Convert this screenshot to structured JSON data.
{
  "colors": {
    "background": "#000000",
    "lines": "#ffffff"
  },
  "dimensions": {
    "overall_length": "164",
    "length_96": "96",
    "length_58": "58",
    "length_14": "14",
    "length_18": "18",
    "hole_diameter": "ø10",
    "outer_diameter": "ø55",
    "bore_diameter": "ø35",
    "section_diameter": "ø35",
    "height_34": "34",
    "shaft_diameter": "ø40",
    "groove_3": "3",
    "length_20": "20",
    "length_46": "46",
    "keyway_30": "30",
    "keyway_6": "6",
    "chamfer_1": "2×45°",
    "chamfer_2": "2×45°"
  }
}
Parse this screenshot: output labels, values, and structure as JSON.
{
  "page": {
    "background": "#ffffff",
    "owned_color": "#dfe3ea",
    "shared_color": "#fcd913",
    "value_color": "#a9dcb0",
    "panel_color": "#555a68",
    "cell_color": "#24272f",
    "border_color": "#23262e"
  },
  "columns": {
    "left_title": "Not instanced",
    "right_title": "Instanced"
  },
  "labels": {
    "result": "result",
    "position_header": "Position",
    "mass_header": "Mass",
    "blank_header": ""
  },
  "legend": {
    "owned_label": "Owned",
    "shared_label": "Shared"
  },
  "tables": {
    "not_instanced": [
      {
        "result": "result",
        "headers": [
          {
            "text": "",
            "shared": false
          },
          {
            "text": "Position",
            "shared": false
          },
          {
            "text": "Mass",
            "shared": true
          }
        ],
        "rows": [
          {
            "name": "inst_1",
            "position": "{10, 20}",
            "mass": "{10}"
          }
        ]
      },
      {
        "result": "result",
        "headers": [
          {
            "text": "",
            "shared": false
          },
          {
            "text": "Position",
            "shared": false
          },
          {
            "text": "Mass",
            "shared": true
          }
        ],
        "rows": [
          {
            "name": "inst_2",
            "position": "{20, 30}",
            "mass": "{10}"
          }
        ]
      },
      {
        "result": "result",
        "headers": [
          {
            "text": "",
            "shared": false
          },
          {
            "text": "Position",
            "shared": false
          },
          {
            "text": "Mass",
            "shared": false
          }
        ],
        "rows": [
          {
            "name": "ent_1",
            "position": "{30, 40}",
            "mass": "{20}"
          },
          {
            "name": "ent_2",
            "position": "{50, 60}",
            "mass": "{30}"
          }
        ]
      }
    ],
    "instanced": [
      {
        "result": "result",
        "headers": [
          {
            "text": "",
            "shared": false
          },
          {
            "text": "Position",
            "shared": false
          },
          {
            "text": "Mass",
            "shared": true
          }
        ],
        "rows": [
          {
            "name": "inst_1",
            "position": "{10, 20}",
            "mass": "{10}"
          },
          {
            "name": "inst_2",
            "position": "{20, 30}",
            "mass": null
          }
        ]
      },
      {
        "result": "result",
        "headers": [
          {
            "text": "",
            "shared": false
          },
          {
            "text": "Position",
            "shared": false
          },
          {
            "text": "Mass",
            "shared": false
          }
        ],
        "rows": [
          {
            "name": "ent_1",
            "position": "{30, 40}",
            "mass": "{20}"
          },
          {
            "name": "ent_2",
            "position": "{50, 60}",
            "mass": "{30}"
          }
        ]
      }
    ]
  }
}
┄┄┄┄┄┄┄┄┄┄
◆ **The exercise**: Copy all the records above precisely.

◆ **Complete output**:
Convert this screenshot to structured JSON data.
{
  "colors": {
    "background": "#000000",
    "lines": "#ffffff"
  },
  "dimensions": {
    "overall_length": "164",
    "length_96": "96",
    "length_58": "58",
    "length_14": "14",
    "length_18": "18",
    "hole_diameter": "ø10",
    "outer_diameter": "ø55",
    "bore_diameter": "ø35",
    "section_diameter": "ø35",
    "height_34": "34",
    "shaft_diameter": "ø40",
    "groove_3": "3",
    "length_20": "20",
    "length_46": "46",
    "keyway_30": "30",
    "keyway_6": "6",
    "chamfer_1": "2×45°",
    "chamfer_2": "2×45°"
  }
}
Parse this screenshot: output labels, values, and structure as JSON.
{
  "page": {
    "background": "#ffffff",
    "owned_color": "#dfe3ea",
    "shared_color": "#fcd913",
    "value_color": "#a9dcb0",
    "panel_color": "#555a68",
    "cell_color": "#24272f",
    "border_color": "#23262e"
  },
  "columns": {
    "left_title": "Not instanced",
    "right_title": "Instanced"
  },
  "labels": {
    "result": "result",
    "position_header": "Position",
    "mass_header": "Mass",
    "blank_header": ""
  },
  "legend": {
    "owned_label": "Owned",
    "shared_label": "Shared"
  },
  "tables": {
    "not_instanced": [
      {
        "result": "result",
        "headers": [
          {
            "text": "",
            "shared": false
          },
          {
            "text": "Position",
            "shared": false
          },
          {
            "text": "Mass",
            "shared": true
          }
        ],
        "rows": [
          {
            "name": "inst_1",
            "position": "{10, 20}",
            "mass": "{10}"
          }
        ]
      },
      {
        "result": "result",
        "headers": [
          {
            "text": "",
            "shared": false
          },
          {
            "text": "Position",
            "shared": false
          },
          {
            "text": "Mass",
            "shared": true
          }
        ],
        "rows": [
          {
            "name": "inst_2",
            "position": "{20, 30}",
            "mass": "{10}"
          }
        ]
      },
      {
        "result": "result",
        "headers": [
          {
            "text": "",
            "shared": false
          },
          {
            "text": "Position",
            "shared": false
          },
          {
            "text": "Mass",
            "shared": false
          }
        ],
        "rows": [
          {
            "name": "ent_1",
            "position": "{30, 40}",
            "mass": "{20}"
          },
          {
            "name": "ent_2",
            "position": "{50, 60}",
            "mass": "{30}"
          }
        ]
      }
    ],
    "instanced": [
      {
        "result": "result",
        "headers": [
          {
            "text": "",
            "shared": false
          },
          {
            "text": "Position",
            "shared": false
          },
          {
            "text": "Mass",
            "shared": true
          }
        ],
        "rows": [
          {
            "name": "inst_1",
            "position": "{10, 20}",
            "mass": "{10}"
          },
          {
            "name": "inst_2",
            "position": "{20, 30}",
            "mass": null
          }
        ]
      },
      {
        "result": "result",
        "headers": [
          {
            "text": "",
            "shared": false
          },
          {
            "text": "Position",
            "shared": false
          },
          {
            "text": "Mass",
            "shared": false
          }
        ],
        "rows": [
          {
            "name": "ent_1",
            "position": "{30, 40}",
            "mass": "{20}"
          },
          {
            "name": "ent_2",
            "position": "{50, 60}",
            "mass": "{30}"
          }
        ]
      }
    ]
  }
}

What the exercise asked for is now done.